**EXERCISE DESCRIPTION**.
Beneath this task is a listing. State how many of its lines include the string "กษาความสงบภายใน", giving nothing but the number.

[Extracted records]

▬▬▬▬▬▬

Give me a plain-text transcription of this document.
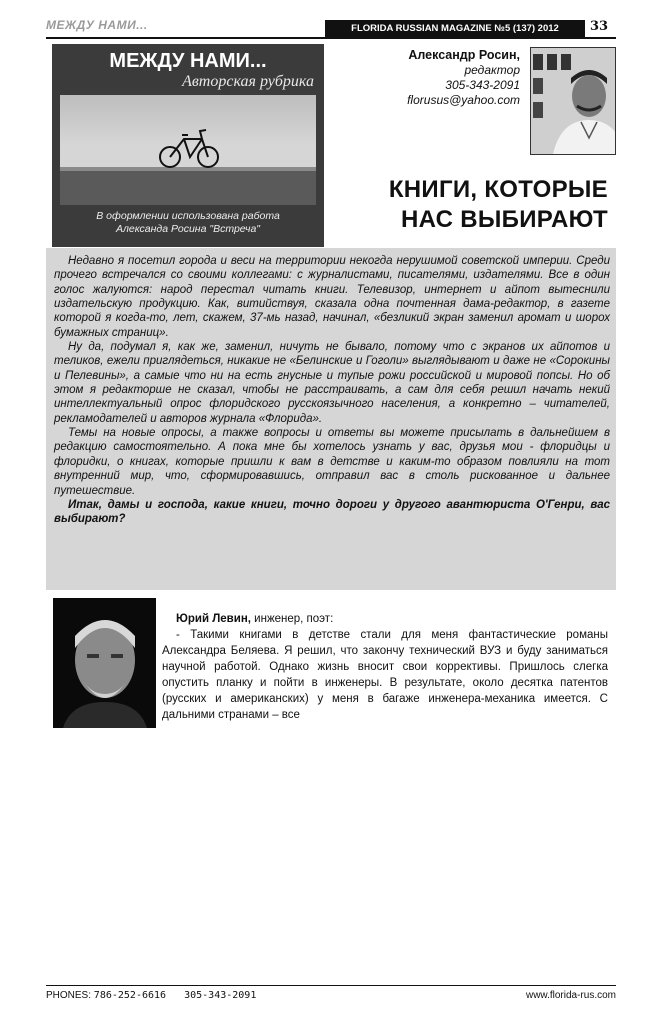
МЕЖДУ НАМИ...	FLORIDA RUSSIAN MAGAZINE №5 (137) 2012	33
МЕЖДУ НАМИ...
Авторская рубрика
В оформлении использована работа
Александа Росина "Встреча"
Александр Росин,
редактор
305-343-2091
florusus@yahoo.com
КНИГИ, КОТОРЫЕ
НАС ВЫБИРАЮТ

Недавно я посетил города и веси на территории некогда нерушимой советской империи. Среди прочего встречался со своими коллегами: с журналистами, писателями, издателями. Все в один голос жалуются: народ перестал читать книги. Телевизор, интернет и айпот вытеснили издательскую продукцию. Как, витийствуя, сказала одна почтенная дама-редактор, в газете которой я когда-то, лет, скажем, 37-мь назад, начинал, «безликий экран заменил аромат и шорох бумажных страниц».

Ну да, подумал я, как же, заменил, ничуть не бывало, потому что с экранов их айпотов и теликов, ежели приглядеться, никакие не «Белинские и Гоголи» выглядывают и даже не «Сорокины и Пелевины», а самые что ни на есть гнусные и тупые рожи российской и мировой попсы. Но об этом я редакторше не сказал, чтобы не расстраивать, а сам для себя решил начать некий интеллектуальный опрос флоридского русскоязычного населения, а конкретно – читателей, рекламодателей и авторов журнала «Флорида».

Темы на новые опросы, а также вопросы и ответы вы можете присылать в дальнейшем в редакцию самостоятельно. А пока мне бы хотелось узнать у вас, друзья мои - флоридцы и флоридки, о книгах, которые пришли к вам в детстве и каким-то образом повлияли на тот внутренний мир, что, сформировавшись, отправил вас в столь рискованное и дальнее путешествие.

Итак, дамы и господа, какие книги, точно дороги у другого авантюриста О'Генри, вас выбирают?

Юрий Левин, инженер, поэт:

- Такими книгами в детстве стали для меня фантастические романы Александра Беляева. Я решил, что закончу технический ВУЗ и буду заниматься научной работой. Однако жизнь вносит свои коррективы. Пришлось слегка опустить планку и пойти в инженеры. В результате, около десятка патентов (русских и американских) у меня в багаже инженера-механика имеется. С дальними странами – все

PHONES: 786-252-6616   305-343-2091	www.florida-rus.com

▬▬▬▬▬▬

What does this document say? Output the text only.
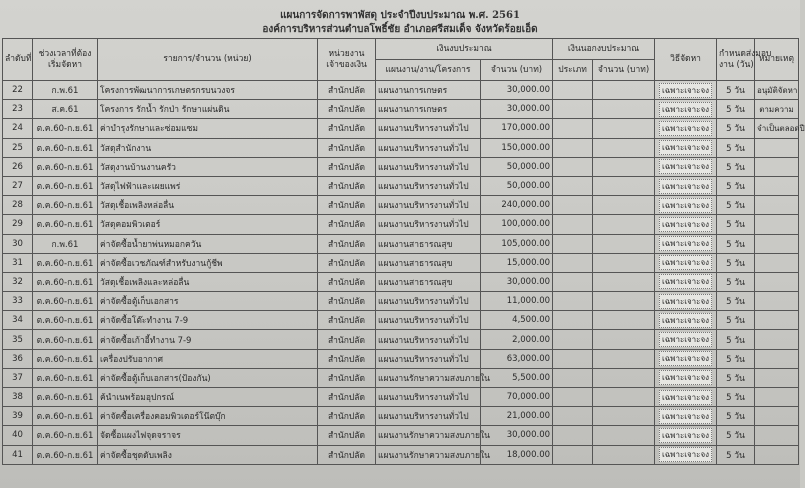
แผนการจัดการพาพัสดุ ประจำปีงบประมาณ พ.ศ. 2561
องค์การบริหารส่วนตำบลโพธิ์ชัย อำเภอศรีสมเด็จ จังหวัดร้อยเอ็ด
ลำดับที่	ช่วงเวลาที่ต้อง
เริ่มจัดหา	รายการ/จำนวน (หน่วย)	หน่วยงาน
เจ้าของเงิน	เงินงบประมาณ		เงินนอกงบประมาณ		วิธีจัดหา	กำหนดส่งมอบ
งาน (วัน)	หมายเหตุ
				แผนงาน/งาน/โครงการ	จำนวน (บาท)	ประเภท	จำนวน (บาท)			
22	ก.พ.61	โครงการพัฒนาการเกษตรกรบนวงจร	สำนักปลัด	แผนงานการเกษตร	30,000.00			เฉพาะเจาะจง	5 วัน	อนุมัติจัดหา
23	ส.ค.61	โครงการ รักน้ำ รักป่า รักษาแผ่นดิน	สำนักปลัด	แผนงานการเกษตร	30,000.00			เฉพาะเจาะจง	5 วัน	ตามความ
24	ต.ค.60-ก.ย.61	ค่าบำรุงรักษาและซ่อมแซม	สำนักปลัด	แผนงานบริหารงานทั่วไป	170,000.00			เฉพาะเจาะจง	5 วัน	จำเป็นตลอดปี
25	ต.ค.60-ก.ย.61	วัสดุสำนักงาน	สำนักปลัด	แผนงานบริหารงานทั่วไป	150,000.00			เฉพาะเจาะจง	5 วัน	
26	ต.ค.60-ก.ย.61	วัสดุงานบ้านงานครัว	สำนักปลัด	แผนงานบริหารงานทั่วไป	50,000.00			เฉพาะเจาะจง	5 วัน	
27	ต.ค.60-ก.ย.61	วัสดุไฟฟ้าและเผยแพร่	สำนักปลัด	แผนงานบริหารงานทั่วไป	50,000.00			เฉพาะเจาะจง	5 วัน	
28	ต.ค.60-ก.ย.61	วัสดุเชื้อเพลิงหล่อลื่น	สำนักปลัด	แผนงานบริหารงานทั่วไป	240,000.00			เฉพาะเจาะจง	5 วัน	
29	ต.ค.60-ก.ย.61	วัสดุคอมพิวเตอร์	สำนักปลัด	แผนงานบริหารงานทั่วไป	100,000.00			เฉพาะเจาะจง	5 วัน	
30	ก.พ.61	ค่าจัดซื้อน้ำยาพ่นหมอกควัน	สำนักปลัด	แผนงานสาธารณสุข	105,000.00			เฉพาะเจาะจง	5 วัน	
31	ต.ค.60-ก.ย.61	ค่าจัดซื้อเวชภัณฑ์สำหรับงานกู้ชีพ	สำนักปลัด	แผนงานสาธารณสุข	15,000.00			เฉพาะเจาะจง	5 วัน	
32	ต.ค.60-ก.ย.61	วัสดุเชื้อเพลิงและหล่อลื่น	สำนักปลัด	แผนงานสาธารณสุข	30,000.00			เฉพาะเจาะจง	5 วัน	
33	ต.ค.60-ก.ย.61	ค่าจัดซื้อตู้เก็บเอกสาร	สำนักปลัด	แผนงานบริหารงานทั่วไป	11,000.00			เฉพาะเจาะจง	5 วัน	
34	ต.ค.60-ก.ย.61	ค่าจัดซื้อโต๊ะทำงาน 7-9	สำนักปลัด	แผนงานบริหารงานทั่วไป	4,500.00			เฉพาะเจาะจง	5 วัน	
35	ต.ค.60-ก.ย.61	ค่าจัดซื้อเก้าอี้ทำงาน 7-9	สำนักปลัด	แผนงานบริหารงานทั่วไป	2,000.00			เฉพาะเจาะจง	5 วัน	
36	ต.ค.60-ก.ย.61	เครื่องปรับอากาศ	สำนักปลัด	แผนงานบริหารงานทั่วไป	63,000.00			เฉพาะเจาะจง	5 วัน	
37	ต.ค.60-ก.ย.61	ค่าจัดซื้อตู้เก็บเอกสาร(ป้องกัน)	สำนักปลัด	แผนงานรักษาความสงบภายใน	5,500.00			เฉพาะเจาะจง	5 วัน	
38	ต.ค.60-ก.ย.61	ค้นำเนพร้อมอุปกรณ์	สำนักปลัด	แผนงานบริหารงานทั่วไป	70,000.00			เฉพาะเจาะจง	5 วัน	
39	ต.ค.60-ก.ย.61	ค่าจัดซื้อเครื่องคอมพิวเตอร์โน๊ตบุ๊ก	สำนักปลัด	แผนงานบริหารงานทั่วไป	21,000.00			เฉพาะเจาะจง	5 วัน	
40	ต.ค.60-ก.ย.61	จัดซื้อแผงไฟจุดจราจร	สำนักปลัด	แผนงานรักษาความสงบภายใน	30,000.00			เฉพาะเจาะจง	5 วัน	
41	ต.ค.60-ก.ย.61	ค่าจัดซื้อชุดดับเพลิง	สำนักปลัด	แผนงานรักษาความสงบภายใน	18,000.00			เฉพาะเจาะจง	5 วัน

▬▬▬▬▬▬

**SOLUTION**.
3